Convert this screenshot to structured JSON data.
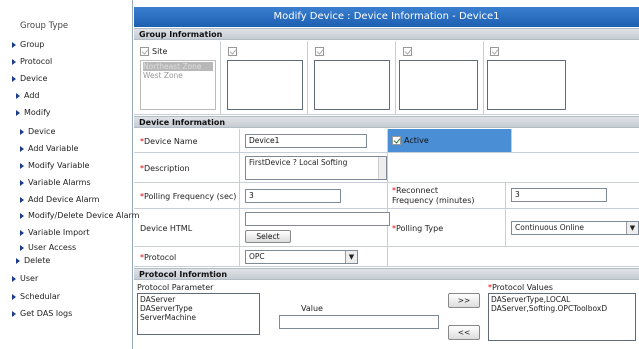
{
  "sidebar": {
    "title": "Group Type",
    "items": [
      {
        "label": "Group"
      },
      {
        "label": "Protocol"
      },
      {
        "label": "Device"
      },
      {
        "label": "Add"
      },
      {
        "label": "Modify"
      },
      {
        "label": "Device"
      },
      {
        "label": "Add Variable"
      },
      {
        "label": "Modify Variable"
      },
      {
        "label": "Variable Alarms"
      },
      {
        "label": "Add Device Alarm"
      },
      {
        "label": "Modify/Delete Device Alarm"
      },
      {
        "label": "Variable Import"
      },
      {
        "label": "User Access"
      },
      {
        "label": "Delete"
      },
      {
        "label": "User"
      },
      {
        "label": "Schedular"
      },
      {
        "label": "Get DAS logs"
      }
    ]
  },
  "header": {
    "title": "Modify Device : Device Information - Device1"
  },
  "group_info": {
    "section_title": "Group Information",
    "site_label": "Site",
    "site_list": [
      "Northeast Zone",
      "West Zone"
    ]
  },
  "device_info": {
    "section_title": "Device Information",
    "device_name_label": "Device Name",
    "device_name_value": "Device1",
    "active_label": "Active",
    "description_label": "Description",
    "description_value": "FirstDevice ? Local Softing",
    "polling_freq_label": "Polling Frequency (sec)",
    "polling_freq_value": "3",
    "reconnect_label_1": "Reconnect",
    "reconnect_label_2": "Frequency (minutes)",
    "reconnect_value": "3",
    "device_html_label": "Device HTML",
    "select_button": "Select",
    "polling_type_label": "Polling Type",
    "polling_type_value": "Continuous Online",
    "protocol_label": "Protocol",
    "protocol_value": "OPC",
    "required_mark": "*"
  },
  "protocol_info": {
    "section_title": "Protocol Informtion",
    "param_label": "Protocol Parameter",
    "params": [
      "DAServer",
      "DAServerType",
      "ServerMachine"
    ],
    "value_label": "Value",
    "add_button": ">>",
    "remove_button": "<<",
    "values_label": "Protocol Values",
    "values": [
      "DAServerType,LOCAL",
      "DAServer,Softing.OPCToolboxD"
    ]
  },
  "colors": {
    "header_bg": "#1d5fb0",
    "required": "#dd0000",
    "active_bg": "#4a8fd6"
  }
}
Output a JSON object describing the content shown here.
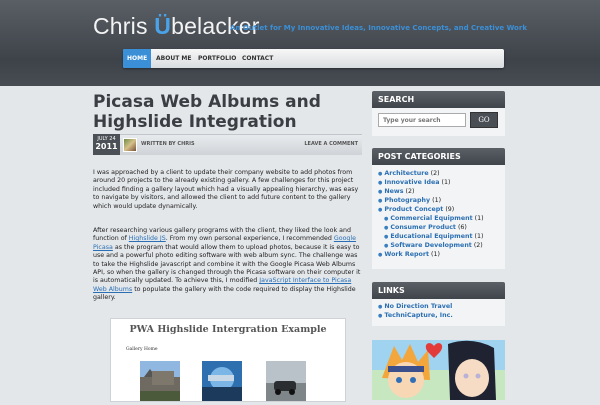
{
  "header": {
    "site_title_first": "Chris ",
    "site_title_umlaut": "Ü",
    "site_title_rest": "belacker",
    "tagline": "An Outlet for My Innovative Ideas, Innovative Concepts, and Creative Work"
  },
  "nav": {
    "items": [
      "HOME",
      "ABOUT ME",
      "PORTFOLIO",
      "CONTACT"
    ],
    "active": "HOME"
  },
  "post": {
    "title": "Picasa Web Albums and Highslide Integration",
    "date_month_day": "JULY 24",
    "date_year": "2011",
    "written_by": "WRITTEN BY CHRIS",
    "comment_link": "LEAVE A COMMENT",
    "p1": "I was approached by a client to update their company website to add photos from around 20 projects to the already existing gallery. A few challenges for this project included finding a gallery layout which had a visually appealing hierarchy, was easy to navigate by visitors, and allowed the client to add future content to the gallery which would update dynamically.",
    "p2_a": "After researching various gallery programs with the client, they liked the look and function of ",
    "p2_link1": "Highslide JS",
    "p2_b": ". From my own personal experience, I recommended ",
    "p2_link2": "Google Picasa",
    "p2_c": " as the program that would allow them to upload photos, because it is easy to use and a powerful photo editing software with web album sync. The challenge was to take the Highslide javascript and combine it with the Google Picasa Web Albums API, so when the gallery is changed through the Picasa software on their computer it is automatically updated. To achieve this, I modified ",
    "p2_link3": "JavaScript Interface to Picasa Web Albums",
    "p2_d": " to populate the gallery with the code required to display the Highslide gallery.",
    "gallery_title": "PWA Highslide Intergration Example",
    "gallery_home": "Gallery Home"
  },
  "sidebar": {
    "search": {
      "title": "SEARCH",
      "placeholder": "Type your search",
      "button": "GO"
    },
    "categories": {
      "title": "POST CATEGORIES",
      "items": [
        {
          "label": "Architecture",
          "count": "(2)",
          "level": 0
        },
        {
          "label": "Innovative Idea",
          "count": "(1)",
          "level": 0
        },
        {
          "label": "News",
          "count": "(2)",
          "level": 0
        },
        {
          "label": "Photography",
          "count": "(1)",
          "level": 0
        },
        {
          "label": "Product Concept",
          "count": "(9)",
          "level": 0
        },
        {
          "label": "Commercial Equipment",
          "count": "(1)",
          "level": 1
        },
        {
          "label": "Consumer Product",
          "count": "(6)",
          "level": 1
        },
        {
          "label": "Educational Equipment",
          "count": "(1)",
          "level": 1
        },
        {
          "label": "Software Development",
          "count": "(2)",
          "level": 1
        },
        {
          "label": "Work Report",
          "count": "(1)",
          "level": 0
        }
      ]
    },
    "links": {
      "title": "LINKS",
      "items": [
        "No Direction Travel",
        "TechniCapture, Inc."
      ]
    }
  },
  "colors": {
    "accent": "#3a8fd6",
    "link": "#2a6fb3",
    "widget_header": "#4a4f55"
  }
}
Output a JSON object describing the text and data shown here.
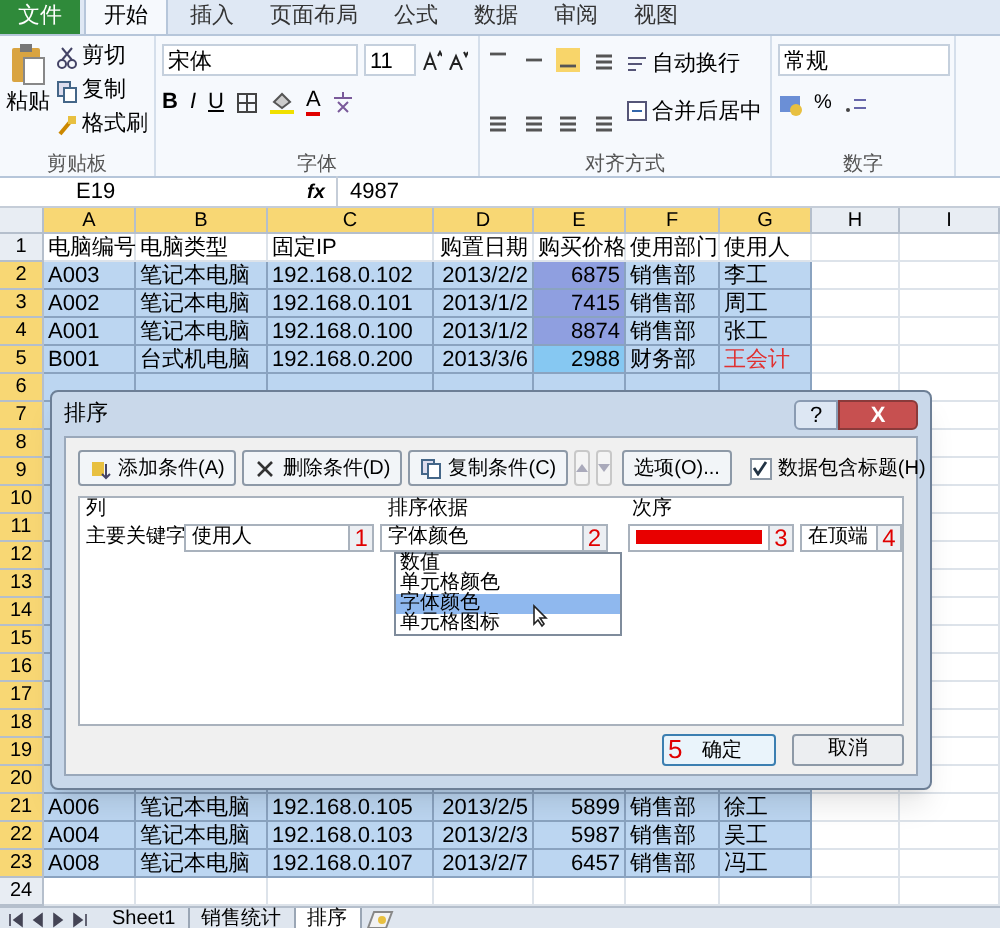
{
  "ribbon_tabs": [
    {
      "label": "文件",
      "kind": "file",
      "selected": false
    },
    {
      "label": "开始",
      "kind": "tab",
      "selected": true
    },
    {
      "label": "插入",
      "kind": "tab",
      "selected": false
    },
    {
      "label": "页面布局",
      "kind": "tab",
      "selected": false
    },
    {
      "label": "公式",
      "kind": "tab",
      "selected": false
    },
    {
      "label": "数据",
      "kind": "tab",
      "selected": false
    },
    {
      "label": "审阅",
      "kind": "tab",
      "selected": false
    },
    {
      "label": "视图",
      "kind": "tab",
      "selected": false
    }
  ],
  "clipboard": {
    "paste": "粘贴",
    "cut": "剪切",
    "copy": "复制",
    "format_painter": "格式刷",
    "label": "剪贴板"
  },
  "font": {
    "name": "宋体",
    "size": "11",
    "bold": "B",
    "italic": "I",
    "underline": "U",
    "color_letter": "A",
    "label": "字体"
  },
  "alignment": {
    "wrap": "自动换行",
    "merge": "合并后居中",
    "label": "对齐方式"
  },
  "number": {
    "format": "常规",
    "percent": "%",
    "label": "数字"
  },
  "formula_bar": {
    "name_box": "E19",
    "fx": "fx",
    "value": "4987"
  },
  "columns": [
    "A",
    "B",
    "C",
    "D",
    "E",
    "F",
    "G",
    "H",
    "I"
  ],
  "row_numbers": [
    "1",
    "2",
    "3",
    "4",
    "5",
    "6",
    "7",
    "8",
    "9",
    "10",
    "11",
    "12",
    "13",
    "14",
    "15",
    "16",
    "17",
    "18",
    "19",
    "20",
    "21",
    "22",
    "23",
    "24"
  ],
  "header_row": [
    "电脑编号",
    "电脑类型",
    "固定IP",
    "购置日期",
    "购买价格",
    "使用部门",
    "使用人"
  ],
  "rows_top": [
    {
      "cells": [
        "A003",
        "笔记本电脑",
        "192.168.0.102",
        "2013/2/2",
        {
          "text": "6875",
          "color": "#8f9fe0"
        },
        "销售部",
        {
          "text": "李工",
          "color": "#000000"
        }
      ]
    },
    {
      "cells": [
        "A002",
        "笔记本电脑",
        "192.168.0.101",
        "2013/1/2",
        {
          "text": "7415",
          "color": "#8f9fe0"
        },
        "销售部",
        {
          "text": "周工",
          "color": "#000000"
        }
      ]
    },
    {
      "cells": [
        "A001",
        "笔记本电脑",
        "192.168.0.100",
        "2013/1/2",
        {
          "text": "8874",
          "color": "#8f9fe0"
        },
        "销售部",
        {
          "text": "张工",
          "color": "#000000"
        }
      ]
    },
    {
      "cells": [
        "B001",
        "台式机电脑",
        "192.168.0.200",
        "2013/3/6",
        {
          "text": "2988",
          "color": "#86c8f2"
        },
        "财务部",
        {
          "text": "王会计",
          "color": "#e03030"
        }
      ]
    }
  ],
  "rows_bottom": [
    {
      "cells": [
        "A006",
        "笔记本电脑",
        "192.168.0.105",
        "2013/2/5",
        {
          "text": "5899",
          "color": "#bcd6f1"
        },
        "销售部",
        {
          "text": "徐工",
          "color": "#000000"
        }
      ]
    },
    {
      "cells": [
        "A004",
        "笔记本电脑",
        "192.168.0.103",
        "2013/2/3",
        {
          "text": "5987",
          "color": "#bcd6f1"
        },
        "销售部",
        {
          "text": "吴工",
          "color": "#000000"
        }
      ]
    },
    {
      "cells": [
        "A008",
        "笔记本电脑",
        "192.168.0.107",
        "2013/2/7",
        {
          "text": "6457",
          "color": "#bcd6f1"
        },
        "销售部",
        {
          "text": "冯工",
          "color": "#000000"
        }
      ]
    }
  ],
  "sheet_tabs": [
    {
      "label": "Sheet1",
      "selected": false
    },
    {
      "label": "销售统计",
      "selected": false
    },
    {
      "label": "排序",
      "selected": true
    }
  ],
  "dialog": {
    "title": "排序",
    "help": "?",
    "close": "X",
    "toolbar": [
      {
        "label": "添加条件(A)",
        "kind": "add",
        "disabled": false
      },
      {
        "label": "删除条件(D)",
        "kind": "delete",
        "disabled": false
      },
      {
        "label": "复制条件(C)",
        "kind": "copy",
        "disabled": false
      },
      {
        "kind": "up",
        "disabled": true
      },
      {
        "kind": "down",
        "disabled": true
      },
      {
        "label": "选项(O)...",
        "kind": "options",
        "disabled": false
      }
    ],
    "has_headers": {
      "label": "数据包含标题(H)",
      "checked": true
    },
    "column_headers": [
      "列",
      "排序依据",
      "次序"
    ],
    "level": {
      "label": "主要关键字",
      "column": "使用人",
      "sort_on": "字体颜色",
      "color": "#e80000",
      "order": "在顶端",
      "marks": [
        "1",
        "2",
        "3",
        "4"
      ]
    },
    "sort_on_options": [
      {
        "label": "数值",
        "selected": false
      },
      {
        "label": "单元格颜色",
        "selected": false
      },
      {
        "label": "字体颜色",
        "selected": true
      },
      {
        "label": "单元格图标",
        "selected": false
      }
    ],
    "ok": {
      "label": "确定",
      "mark": "5"
    },
    "cancel": "取消"
  }
}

-- -- --

• **TASK GOAL**: Find the lines that include the string "Innovative", then copy each of them.

• **EXERCISE SOLUTION**:
    "tagline": "An Outlet for My Innovative Ideas, Innovative Concepts, and Creative Work"
          "label": "Innovative Idea",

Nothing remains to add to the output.